Vielen Dank schonmal, ich bin sicher Ihr findet den Fehler


----------



## SlaterB (24. Sep 2008)

aus einem ResultSet kann man anscheinend nur einmal die Daten auslesen, danach ist es alle,

evtl. kann man es noch auf auf Anfang zurücksetzen,
aber 

while(rs.next())  durchzulaufen in getRowCount()
und danach nochmal
while(rs.next())  in getData(),
das muss ja auf jedenfall schiefgehen,

durchlaufe die Daten nur EINMAL, fülle die String[] pro Eintrag in eine Liste dynamischer Größe und am Ende kannst du ein Array draus machen, falls gewünscht


----------



## andkul (24. Sep 2008)

ok, das leuchtet mir ein was du da sagst. Werd ich gleich mal ändern.
Vielen Dank für die prompte Antwort


----------



## SlaterB (24. Sep 2008)

> for(c = 0; c < this.getColCount(rs); c++)

• • • • •

- **ARBEITSAUFTRAG**: Entnehmen Sie dem Textauszug den Abschnitt, der mit den Worten „aus einem ResultSet“ beginnt und mit „durchzulaufen in getRowCount()“ endet, und geben Sie ihn wortgetreu wieder. Für die Bearbeitung wird die Auflistung nicht benötigt.

- **EINTRÄGE**:

• • • • •

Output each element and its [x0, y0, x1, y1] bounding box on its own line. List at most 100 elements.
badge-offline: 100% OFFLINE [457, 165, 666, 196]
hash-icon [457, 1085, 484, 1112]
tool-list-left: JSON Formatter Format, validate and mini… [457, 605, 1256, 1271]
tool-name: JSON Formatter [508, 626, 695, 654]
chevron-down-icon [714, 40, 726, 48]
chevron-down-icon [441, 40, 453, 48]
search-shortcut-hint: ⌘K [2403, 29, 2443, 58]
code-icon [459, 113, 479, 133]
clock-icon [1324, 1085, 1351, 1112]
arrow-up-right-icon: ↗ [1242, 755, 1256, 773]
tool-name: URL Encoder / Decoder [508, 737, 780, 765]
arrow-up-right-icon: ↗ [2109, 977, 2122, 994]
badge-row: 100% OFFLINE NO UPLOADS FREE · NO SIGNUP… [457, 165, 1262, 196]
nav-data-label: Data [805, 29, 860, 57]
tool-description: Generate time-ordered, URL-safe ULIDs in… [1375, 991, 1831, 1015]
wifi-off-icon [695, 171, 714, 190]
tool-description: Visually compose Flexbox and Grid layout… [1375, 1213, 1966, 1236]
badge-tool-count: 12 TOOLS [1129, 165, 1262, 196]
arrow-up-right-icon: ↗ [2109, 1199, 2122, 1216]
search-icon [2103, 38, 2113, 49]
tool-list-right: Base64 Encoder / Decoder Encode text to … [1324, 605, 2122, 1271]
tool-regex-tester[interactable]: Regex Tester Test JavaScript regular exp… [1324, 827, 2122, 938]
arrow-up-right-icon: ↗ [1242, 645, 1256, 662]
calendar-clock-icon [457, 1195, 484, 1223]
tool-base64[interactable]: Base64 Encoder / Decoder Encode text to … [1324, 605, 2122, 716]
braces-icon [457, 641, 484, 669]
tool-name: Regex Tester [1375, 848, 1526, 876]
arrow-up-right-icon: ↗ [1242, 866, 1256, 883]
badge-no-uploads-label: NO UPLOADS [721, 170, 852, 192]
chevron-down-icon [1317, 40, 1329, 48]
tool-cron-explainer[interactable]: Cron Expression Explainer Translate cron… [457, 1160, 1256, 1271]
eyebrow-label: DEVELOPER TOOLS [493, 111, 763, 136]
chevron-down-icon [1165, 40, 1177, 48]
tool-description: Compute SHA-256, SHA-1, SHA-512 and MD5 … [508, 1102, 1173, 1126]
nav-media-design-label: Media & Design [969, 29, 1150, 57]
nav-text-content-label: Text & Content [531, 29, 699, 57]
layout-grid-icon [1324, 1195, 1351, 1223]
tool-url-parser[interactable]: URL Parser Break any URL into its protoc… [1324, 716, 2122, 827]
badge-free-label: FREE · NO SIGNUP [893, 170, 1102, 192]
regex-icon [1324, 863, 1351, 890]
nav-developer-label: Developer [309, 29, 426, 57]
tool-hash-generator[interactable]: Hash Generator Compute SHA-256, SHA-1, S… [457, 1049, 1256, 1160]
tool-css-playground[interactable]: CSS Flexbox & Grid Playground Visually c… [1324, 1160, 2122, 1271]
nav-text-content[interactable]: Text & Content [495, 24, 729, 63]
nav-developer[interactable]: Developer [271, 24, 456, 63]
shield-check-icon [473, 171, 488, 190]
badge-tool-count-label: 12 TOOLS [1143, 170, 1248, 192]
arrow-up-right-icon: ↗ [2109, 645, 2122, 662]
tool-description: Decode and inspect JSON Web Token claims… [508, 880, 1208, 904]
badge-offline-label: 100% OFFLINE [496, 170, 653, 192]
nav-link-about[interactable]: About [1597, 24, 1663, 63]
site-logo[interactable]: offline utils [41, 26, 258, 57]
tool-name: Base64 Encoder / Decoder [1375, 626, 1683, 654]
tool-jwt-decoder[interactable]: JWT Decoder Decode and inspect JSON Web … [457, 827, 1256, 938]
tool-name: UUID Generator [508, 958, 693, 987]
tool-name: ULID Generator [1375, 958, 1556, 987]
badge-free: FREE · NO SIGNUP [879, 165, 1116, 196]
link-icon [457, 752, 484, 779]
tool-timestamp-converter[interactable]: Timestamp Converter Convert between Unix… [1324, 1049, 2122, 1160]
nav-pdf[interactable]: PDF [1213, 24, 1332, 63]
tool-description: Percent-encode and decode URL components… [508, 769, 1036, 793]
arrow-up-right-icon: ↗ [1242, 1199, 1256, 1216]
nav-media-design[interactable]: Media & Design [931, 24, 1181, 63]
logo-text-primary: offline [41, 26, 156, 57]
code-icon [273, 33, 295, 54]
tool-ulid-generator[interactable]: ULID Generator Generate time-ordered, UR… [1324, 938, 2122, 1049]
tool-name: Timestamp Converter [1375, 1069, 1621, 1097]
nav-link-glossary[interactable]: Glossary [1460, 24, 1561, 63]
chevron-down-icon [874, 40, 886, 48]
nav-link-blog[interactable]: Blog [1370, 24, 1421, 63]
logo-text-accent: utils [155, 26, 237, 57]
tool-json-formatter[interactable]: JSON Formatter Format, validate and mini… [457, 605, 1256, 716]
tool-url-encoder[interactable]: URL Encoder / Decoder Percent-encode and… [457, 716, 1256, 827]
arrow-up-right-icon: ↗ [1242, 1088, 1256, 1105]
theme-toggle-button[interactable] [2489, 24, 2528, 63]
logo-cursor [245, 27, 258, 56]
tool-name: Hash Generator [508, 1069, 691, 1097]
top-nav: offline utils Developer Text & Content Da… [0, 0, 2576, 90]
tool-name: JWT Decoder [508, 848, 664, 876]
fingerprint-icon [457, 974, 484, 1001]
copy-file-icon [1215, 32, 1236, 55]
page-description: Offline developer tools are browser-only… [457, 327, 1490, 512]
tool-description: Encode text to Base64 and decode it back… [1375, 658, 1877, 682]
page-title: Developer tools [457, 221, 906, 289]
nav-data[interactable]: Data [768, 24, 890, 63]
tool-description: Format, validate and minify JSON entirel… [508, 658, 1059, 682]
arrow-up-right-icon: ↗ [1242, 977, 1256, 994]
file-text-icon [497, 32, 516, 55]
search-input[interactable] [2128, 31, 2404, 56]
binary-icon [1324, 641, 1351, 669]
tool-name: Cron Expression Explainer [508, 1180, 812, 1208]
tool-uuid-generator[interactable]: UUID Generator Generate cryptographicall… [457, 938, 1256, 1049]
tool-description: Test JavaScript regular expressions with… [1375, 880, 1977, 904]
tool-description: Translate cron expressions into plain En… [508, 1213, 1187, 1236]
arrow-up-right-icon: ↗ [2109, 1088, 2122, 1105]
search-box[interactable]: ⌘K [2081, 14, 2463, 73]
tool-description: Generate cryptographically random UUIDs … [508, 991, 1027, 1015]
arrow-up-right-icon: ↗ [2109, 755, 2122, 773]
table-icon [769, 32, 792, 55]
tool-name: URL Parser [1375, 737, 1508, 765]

• • • • •

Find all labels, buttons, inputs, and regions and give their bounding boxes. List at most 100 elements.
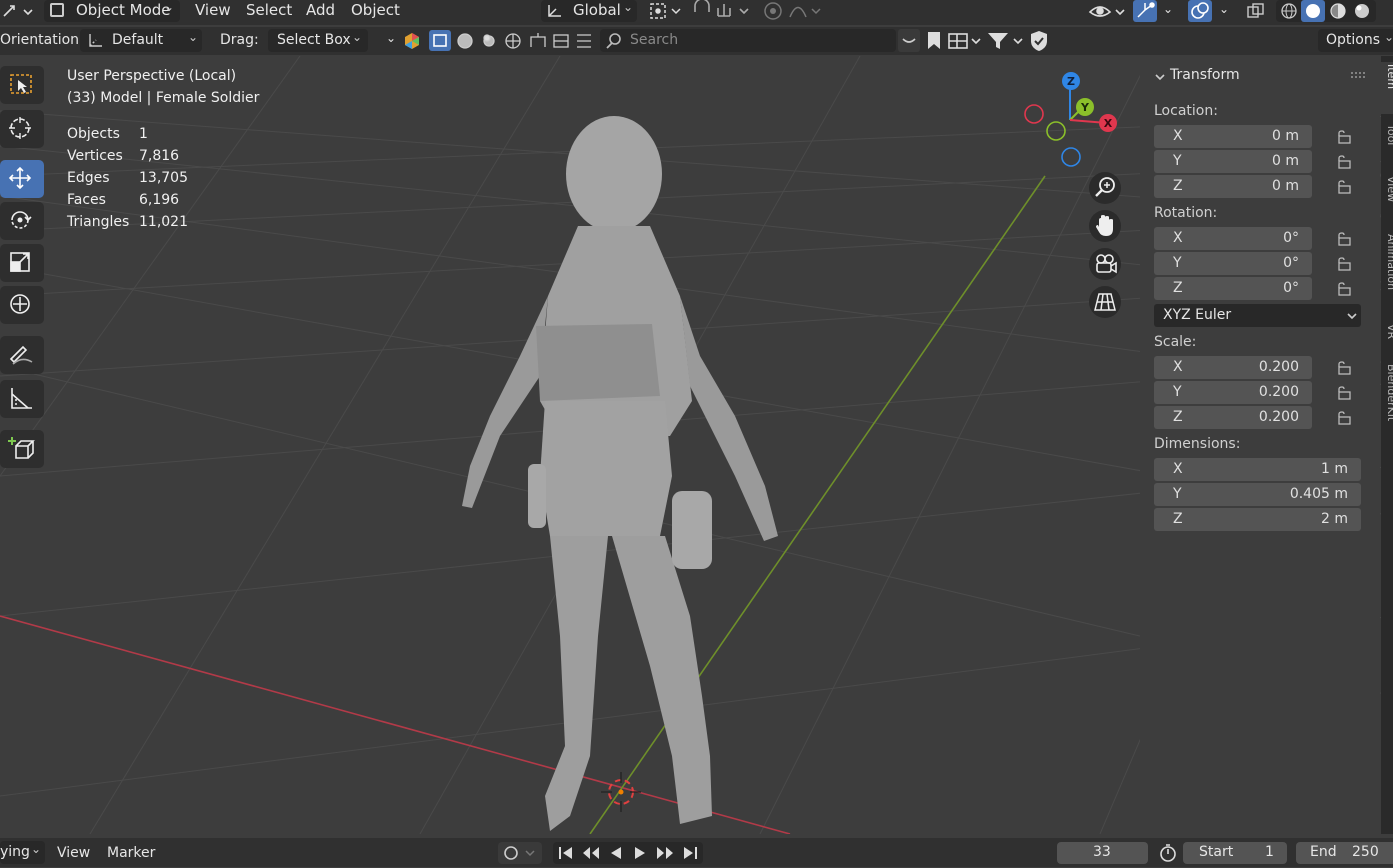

• • • • •

- **RICHTIGE LÖSUNG**:
aus einem ResultSet kann man anscheinend nur einmal die Daten auslesen, danach ist es alle,

evtl. kann man es noch auf auf Anfang zurücksetzen,
aber 

while(rs.next())  durchzulaufen in getRowCount()